◆ **Task objective**: Quote word for word everything from the first row below down to the row containing "bar <box>789 351 809 480</box>", both ends included.

═══ Supplied data

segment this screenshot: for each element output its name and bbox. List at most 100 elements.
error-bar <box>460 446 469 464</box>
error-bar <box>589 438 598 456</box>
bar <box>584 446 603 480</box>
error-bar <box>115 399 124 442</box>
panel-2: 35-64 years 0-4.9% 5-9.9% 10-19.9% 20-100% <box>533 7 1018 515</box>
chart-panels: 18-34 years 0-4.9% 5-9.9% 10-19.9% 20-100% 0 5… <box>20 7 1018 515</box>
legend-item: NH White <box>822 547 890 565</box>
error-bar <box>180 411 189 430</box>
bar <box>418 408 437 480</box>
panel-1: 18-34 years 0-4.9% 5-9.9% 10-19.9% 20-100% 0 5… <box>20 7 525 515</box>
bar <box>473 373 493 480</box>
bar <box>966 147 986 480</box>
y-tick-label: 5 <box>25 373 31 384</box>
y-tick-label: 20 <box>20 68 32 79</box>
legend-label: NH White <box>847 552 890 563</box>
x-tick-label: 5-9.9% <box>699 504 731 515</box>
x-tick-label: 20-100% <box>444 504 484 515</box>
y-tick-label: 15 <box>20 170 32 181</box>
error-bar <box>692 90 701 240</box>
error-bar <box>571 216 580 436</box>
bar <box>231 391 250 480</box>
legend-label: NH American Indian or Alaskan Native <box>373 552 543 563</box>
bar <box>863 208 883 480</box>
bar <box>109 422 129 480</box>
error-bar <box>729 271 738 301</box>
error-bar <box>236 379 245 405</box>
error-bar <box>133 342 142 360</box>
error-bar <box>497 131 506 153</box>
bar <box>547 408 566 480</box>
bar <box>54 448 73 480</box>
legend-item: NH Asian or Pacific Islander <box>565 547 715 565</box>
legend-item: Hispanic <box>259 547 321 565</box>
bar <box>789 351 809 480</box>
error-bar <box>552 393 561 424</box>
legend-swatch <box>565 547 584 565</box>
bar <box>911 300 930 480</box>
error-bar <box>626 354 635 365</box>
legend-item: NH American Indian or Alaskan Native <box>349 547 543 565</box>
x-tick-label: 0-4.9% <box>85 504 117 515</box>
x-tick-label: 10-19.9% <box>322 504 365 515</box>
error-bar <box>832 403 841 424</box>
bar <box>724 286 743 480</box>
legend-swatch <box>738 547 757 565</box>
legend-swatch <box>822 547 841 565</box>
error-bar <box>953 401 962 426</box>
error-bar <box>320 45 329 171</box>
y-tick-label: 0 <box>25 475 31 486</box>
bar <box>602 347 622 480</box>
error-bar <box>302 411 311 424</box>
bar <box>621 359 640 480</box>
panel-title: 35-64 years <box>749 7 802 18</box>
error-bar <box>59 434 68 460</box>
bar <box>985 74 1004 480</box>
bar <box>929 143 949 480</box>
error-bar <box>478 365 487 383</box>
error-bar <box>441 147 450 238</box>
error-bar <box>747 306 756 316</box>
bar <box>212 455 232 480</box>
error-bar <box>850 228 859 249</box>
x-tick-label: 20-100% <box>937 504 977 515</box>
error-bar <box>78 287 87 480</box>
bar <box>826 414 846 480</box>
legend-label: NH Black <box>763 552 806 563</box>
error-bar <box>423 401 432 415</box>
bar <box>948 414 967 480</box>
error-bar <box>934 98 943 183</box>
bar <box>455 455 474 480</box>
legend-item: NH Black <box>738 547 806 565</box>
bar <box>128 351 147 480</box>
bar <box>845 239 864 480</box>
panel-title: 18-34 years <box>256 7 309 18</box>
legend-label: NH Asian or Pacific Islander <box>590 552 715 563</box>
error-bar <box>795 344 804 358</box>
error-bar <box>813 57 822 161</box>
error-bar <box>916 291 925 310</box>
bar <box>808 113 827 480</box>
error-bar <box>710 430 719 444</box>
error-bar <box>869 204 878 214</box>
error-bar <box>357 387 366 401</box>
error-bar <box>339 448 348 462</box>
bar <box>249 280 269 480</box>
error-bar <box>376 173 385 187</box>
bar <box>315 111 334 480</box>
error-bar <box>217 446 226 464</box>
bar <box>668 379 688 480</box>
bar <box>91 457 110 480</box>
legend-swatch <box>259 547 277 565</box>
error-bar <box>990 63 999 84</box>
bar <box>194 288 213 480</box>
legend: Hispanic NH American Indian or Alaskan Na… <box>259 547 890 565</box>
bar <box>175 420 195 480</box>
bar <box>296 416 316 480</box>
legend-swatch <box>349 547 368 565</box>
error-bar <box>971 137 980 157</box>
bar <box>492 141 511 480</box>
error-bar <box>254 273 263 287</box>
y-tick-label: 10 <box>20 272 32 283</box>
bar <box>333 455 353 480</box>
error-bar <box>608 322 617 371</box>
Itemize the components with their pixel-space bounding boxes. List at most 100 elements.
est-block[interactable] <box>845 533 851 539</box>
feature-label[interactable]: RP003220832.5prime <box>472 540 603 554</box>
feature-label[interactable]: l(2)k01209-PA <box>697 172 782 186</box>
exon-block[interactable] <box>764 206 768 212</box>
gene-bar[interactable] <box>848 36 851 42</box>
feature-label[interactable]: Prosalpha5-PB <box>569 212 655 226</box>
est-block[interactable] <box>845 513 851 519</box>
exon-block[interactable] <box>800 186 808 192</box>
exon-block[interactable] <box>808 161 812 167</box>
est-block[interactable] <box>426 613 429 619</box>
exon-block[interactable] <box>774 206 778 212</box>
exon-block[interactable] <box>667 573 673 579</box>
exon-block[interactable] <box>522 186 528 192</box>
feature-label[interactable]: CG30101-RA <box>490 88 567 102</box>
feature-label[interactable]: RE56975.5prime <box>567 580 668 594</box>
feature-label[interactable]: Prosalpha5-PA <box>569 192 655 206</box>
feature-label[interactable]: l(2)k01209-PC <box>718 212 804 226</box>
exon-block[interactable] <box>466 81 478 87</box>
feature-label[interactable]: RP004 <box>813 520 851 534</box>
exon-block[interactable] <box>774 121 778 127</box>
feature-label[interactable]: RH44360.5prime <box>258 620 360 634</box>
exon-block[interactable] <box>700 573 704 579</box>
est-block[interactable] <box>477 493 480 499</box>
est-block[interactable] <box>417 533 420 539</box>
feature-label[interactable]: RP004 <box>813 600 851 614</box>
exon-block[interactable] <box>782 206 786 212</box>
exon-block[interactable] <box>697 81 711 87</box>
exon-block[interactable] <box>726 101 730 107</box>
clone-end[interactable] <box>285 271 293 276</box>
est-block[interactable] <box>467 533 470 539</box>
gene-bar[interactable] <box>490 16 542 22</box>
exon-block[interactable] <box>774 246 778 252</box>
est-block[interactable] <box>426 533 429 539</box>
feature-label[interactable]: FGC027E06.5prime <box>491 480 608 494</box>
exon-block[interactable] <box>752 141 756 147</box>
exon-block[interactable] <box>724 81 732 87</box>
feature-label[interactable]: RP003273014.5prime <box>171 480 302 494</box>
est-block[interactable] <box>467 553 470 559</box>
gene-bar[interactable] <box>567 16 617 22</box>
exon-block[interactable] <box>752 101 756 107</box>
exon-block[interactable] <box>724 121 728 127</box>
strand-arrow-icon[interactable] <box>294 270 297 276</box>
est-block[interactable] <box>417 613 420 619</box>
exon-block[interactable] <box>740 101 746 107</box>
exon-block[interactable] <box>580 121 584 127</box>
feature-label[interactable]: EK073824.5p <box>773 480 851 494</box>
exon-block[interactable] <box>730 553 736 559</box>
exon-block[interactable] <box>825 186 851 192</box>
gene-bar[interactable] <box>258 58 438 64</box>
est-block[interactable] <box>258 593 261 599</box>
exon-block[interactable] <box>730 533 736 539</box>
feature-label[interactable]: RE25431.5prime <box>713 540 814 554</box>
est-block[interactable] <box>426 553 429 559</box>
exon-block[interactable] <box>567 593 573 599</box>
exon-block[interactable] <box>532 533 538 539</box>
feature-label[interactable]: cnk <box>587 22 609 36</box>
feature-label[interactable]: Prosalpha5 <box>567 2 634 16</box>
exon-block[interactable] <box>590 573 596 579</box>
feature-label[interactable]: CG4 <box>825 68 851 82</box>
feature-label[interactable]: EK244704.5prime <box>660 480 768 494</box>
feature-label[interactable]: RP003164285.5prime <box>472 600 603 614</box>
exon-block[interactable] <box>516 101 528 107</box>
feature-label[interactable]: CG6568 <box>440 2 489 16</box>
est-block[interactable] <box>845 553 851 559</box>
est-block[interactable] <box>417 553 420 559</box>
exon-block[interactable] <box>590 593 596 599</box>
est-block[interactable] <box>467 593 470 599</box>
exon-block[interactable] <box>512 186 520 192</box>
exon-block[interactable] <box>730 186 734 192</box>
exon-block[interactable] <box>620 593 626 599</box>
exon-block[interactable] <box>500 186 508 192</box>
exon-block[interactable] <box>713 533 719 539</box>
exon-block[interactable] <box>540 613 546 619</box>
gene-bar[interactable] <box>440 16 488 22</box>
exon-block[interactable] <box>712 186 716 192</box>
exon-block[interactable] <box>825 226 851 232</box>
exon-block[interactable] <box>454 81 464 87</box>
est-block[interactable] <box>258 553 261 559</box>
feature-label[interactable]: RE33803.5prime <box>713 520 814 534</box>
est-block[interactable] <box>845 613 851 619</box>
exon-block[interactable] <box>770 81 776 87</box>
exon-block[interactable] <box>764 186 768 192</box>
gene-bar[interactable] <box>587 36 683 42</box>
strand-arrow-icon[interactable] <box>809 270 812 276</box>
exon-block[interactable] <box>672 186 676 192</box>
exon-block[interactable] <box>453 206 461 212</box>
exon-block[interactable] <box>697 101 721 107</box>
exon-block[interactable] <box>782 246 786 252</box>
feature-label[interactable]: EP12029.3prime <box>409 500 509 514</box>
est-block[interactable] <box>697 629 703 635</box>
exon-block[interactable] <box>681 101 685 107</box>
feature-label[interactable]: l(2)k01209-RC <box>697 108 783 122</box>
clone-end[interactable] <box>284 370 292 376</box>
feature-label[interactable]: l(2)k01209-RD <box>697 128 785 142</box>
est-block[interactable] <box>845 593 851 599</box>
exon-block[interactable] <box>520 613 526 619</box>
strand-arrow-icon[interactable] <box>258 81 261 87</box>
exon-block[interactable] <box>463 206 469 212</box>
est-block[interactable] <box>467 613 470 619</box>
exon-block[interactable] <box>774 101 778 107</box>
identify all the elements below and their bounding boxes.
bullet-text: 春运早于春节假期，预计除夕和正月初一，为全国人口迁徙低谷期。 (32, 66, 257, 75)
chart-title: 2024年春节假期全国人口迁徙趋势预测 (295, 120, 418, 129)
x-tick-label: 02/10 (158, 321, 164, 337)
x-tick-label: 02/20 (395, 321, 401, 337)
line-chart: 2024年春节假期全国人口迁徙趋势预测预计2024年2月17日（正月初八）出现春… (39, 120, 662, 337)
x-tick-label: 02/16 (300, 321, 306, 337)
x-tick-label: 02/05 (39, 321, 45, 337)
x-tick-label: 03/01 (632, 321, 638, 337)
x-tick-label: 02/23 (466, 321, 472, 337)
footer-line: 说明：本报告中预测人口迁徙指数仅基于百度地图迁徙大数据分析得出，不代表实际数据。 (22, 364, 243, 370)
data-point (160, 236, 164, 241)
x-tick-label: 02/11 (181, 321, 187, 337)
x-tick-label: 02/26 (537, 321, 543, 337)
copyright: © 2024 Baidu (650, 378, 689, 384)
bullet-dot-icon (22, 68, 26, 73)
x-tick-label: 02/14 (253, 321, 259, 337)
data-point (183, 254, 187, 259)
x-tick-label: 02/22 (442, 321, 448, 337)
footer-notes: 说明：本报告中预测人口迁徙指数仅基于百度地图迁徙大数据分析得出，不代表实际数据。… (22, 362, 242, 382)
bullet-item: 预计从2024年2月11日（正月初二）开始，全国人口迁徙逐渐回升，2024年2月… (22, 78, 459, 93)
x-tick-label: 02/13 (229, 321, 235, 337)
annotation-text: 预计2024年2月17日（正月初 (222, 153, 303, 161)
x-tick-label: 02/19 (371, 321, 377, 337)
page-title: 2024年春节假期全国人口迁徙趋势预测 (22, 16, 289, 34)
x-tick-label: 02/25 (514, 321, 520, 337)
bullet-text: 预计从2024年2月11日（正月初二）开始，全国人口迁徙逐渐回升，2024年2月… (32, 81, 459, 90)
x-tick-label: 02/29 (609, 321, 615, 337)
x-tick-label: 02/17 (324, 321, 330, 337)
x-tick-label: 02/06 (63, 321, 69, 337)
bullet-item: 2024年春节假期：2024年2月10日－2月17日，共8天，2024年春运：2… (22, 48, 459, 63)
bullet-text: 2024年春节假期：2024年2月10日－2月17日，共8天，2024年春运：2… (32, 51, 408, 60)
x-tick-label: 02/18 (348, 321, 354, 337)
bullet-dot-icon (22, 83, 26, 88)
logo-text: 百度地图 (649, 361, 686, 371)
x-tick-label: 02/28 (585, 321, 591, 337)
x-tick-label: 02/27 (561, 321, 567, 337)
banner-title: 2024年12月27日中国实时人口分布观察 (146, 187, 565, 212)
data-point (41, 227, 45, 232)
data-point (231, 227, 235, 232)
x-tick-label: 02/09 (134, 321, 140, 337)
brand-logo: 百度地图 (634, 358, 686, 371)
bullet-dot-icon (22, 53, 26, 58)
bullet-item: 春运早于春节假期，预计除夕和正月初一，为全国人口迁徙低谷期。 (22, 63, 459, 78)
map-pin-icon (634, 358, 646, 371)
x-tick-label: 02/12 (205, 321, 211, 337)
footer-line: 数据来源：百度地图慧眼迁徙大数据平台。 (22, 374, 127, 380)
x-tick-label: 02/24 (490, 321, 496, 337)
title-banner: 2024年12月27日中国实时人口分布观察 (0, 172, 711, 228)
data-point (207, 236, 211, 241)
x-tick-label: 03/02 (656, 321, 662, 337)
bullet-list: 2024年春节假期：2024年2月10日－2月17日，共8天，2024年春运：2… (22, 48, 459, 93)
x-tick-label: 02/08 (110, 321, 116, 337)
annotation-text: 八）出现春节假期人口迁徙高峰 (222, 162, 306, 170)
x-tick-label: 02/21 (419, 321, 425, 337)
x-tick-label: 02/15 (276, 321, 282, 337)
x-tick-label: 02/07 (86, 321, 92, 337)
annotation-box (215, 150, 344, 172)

══════

◆ **Finished answer**:
segment this screenshot: for each element output its name and bbox. List at most 100 elements.
error-bar <box>460 446 469 464</box>
error-bar <box>589 438 598 456</box>
bar <box>584 446 603 480</box>
error-bar <box>115 399 124 442</box>
panel-2: 35-64 years 0-4.9% 5-9.9% 10-19.9% 20-100% <box>533 7 1018 515</box>
chart-panels: 18-34 years 0-4.9% 5-9.9% 10-19.9% 20-100% 0 5… <box>20 7 1018 515</box>
legend-item: NH White <box>822 547 890 565</box>
error-bar <box>180 411 189 430</box>
bar <box>418 408 437 480</box>
panel-1: 18-34 years 0-4.9% 5-9.9% 10-19.9% 20-100% 0 5… <box>20 7 525 515</box>
bar <box>473 373 493 480</box>
bar <box>966 147 986 480</box>
y-tick-label: 5 <box>25 373 31 384</box>
y-tick-label: 20 <box>20 68 32 79</box>
legend-label: NH White <box>847 552 890 563</box>
x-tick-label: 5-9.9% <box>699 504 731 515</box>
x-tick-label: 20-100% <box>444 504 484 515</box>
y-tick-label: 15 <box>20 170 32 181</box>
error-bar <box>692 90 701 240</box>
error-bar <box>571 216 580 436</box>
bar <box>231 391 250 480</box>
legend-label: NH American Indian or Alaskan Native <box>373 552 543 563</box>
bar <box>863 208 883 480</box>
bar <box>109 422 129 480</box>
error-bar <box>729 271 738 301</box>
error-bar <box>236 379 245 405</box>
error-bar <box>133 342 142 360</box>
error-bar <box>497 131 506 153</box>
bar <box>547 408 566 480</box>
bar <box>54 448 73 480</box>
legend-item: NH Asian or Pacific Islander <box>565 547 715 565</box>
legend-item: Hispanic <box>259 547 321 565</box>
bar <box>789 351 809 480</box>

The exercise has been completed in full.